▶ **Data to process**
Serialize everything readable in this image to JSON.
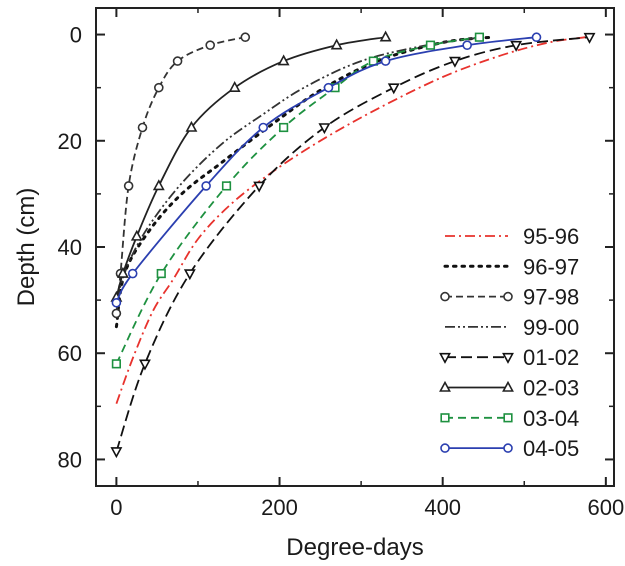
{
  "chart_data": {
    "type": "line",
    "title": "",
    "xlabel": "Degree-days",
    "ylabel": "Depth (cm)",
    "xlim": [
      -25,
      610
    ],
    "ylim": [
      85,
      -5
    ],
    "y_inverted": true,
    "x_ticks": [
      0,
      200,
      400,
      600
    ],
    "y_ticks": [
      0,
      20,
      40,
      60,
      80
    ],
    "x_tick_labels": [
      "0",
      "200",
      "400",
      "600"
    ],
    "y_tick_labels": [
      "0",
      "20",
      "40",
      "60",
      "80"
    ],
    "grid": false,
    "legend_position": "bottom-right",
    "series": [
      {
        "name": "95-96",
        "color": "#e8322d",
        "dash": "10,4,2,4",
        "marker": "none",
        "points": [
          [
            0,
            69.5
          ],
          [
            20,
            61
          ],
          [
            45,
            52
          ],
          [
            70,
            46
          ],
          [
            100,
            38.5
          ],
          [
            140,
            32
          ],
          [
            190,
            26
          ],
          [
            250,
            20
          ],
          [
            320,
            14
          ],
          [
            400,
            8
          ],
          [
            470,
            4
          ],
          [
            530,
            1.5
          ],
          [
            575,
            0.5
          ]
        ]
      },
      {
        "name": "96-97",
        "color": "#111111",
        "dash": "2.5,6",
        "marker": "none",
        "points": [
          [
            0,
            55
          ],
          [
            10,
            45
          ],
          [
            40,
            37
          ],
          [
            80,
            30
          ],
          [
            130,
            24
          ],
          [
            190,
            17
          ],
          [
            250,
            10.5
          ],
          [
            320,
            5
          ],
          [
            400,
            1.5
          ],
          [
            460,
            0.5
          ]
        ]
      },
      {
        "name": "97-98",
        "color": "#333333",
        "dash": "7,4",
        "marker": "circle",
        "points": [
          [
            0,
            52.5
          ],
          [
            5,
            45
          ],
          [
            15,
            28.5
          ],
          [
            32,
            17.5
          ],
          [
            52,
            10
          ],
          [
            75,
            5
          ],
          [
            115,
            2
          ],
          [
            158,
            0.5
          ]
        ]
      },
      {
        "name": "99-00",
        "color": "#333333",
        "dash": "10,3,2,3,2,3",
        "marker": "none",
        "points": [
          [
            0,
            50
          ],
          [
            15,
            43
          ],
          [
            40,
            36
          ],
          [
            80,
            28
          ],
          [
            130,
            20.5
          ],
          [
            180,
            15
          ],
          [
            230,
            10
          ],
          [
            300,
            5
          ],
          [
            380,
            2
          ],
          [
            450,
            0.5
          ]
        ]
      },
      {
        "name": "01-02",
        "color": "#111111",
        "dash": "11,5",
        "marker": "triangle-down",
        "points": [
          [
            0,
            78.5
          ],
          [
            35,
            62
          ],
          [
            90,
            45
          ],
          [
            175,
            28.5
          ],
          [
            255,
            17.5
          ],
          [
            340,
            10
          ],
          [
            415,
            5
          ],
          [
            490,
            2
          ],
          [
            580,
            0.5
          ]
        ]
      },
      {
        "name": "02-03",
        "color": "#222222",
        "dash": "none",
        "marker": "triangle-up",
        "points": [
          [
            0,
            49.5
          ],
          [
            8,
            45
          ],
          [
            25,
            38
          ],
          [
            52,
            28.5
          ],
          [
            92,
            17.5
          ],
          [
            145,
            10
          ],
          [
            205,
            5
          ],
          [
            270,
            2
          ],
          [
            330,
            0.5
          ]
        ]
      },
      {
        "name": "03-04",
        "color": "#1e9140",
        "dash": "8,5",
        "marker": "square",
        "points": [
          [
            0,
            62
          ],
          [
            55,
            45
          ],
          [
            135,
            28.5
          ],
          [
            205,
            17.5
          ],
          [
            268,
            10
          ],
          [
            315,
            5
          ],
          [
            385,
            2
          ],
          [
            445,
            0.5
          ]
        ]
      },
      {
        "name": "04-05",
        "color": "#2b3fb0",
        "dash": "none",
        "marker": "circle",
        "points": [
          [
            0,
            50.5
          ],
          [
            20,
            45
          ],
          [
            110,
            28.5
          ],
          [
            180,
            17.5
          ],
          [
            260,
            10
          ],
          [
            330,
            5
          ],
          [
            430,
            2
          ],
          [
            515,
            0.5
          ]
        ]
      }
    ]
  }
}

▶ **Task to carry out**
Look above for every line with the word "triangle" and copy it.

▶ **Result below**
        "marker": "triangle-down",
        "marker": "triangle-up",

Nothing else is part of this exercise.